Return every line of the material exactly.

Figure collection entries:
____________

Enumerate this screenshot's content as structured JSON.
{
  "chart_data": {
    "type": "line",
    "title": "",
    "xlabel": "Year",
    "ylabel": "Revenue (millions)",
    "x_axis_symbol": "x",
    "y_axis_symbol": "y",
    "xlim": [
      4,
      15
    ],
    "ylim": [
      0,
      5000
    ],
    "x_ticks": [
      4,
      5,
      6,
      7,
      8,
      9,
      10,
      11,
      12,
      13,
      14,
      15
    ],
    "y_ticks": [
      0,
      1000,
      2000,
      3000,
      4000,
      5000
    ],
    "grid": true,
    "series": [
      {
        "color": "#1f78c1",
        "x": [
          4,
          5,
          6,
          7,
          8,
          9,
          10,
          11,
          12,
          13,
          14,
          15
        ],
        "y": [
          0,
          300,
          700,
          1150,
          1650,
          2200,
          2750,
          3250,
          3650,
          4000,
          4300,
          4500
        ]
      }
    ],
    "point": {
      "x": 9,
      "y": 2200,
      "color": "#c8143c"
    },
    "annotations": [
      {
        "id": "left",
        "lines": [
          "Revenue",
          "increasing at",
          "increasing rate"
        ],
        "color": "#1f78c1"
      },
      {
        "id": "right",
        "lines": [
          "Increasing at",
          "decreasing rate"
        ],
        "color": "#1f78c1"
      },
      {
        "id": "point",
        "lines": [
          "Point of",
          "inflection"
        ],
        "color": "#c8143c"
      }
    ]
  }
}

____________

**The solution**:
Enumerate this screenshot's content as structured JSON.
{
  "chart_data": {
    "type": "line",
    "title": "",
    "xlabel": "Year",
    "ylabel": "Revenue (millions)",
    "x_axis_symbol": "x",
    "y_axis_symbol": "y",
    "xlim": [
      4,
      15
    ],
    "ylim": [
      0,
      5000
    ],
    "x_ticks": [
      4,
      5,
      6,
      7,
      8,
      9,
      10,
      11,
      12,
      13,
      14,
      15
    ],
    "y_ticks": [
      0,
      1000,
      2000,
      3000,
      4000,
      5000
    ],
    "grid": true,
    "series": [
      {
        "color": "#1f78c1",
        "x": [
          4,
          5,
          6,
          7,
          8,
          9,
          10,
          11,
          12,
          13,
          14,
          15
        ],
        "y": [
          0,
          300,
          700,
          1150,
          1650,
          2200,
          2750,
          3250,
          3650,
          4000,
          4300,
          4500
        ]
      }
    ],
    "point": {
      "x": 9,
      "y": 2200,
      "color": "#c8143c"
    },
    "annotations": [
      {
        "id": "left",
        "lines": [
          "Revenue",
          "increasing at",
          "increasing rate"
        ],
        "color": "#1f78c1"
      },
      {
        "id": "right",
        "lines": [
          "Increasing at",
          "decreasing rate"
        ],
        "color": "#1f78c1"
      },
      {
        "id": "point",
        "lines": [
          "Point of",
          "inflection"
        ],
        "color": "#c8143c"
      }
    ]
  }
}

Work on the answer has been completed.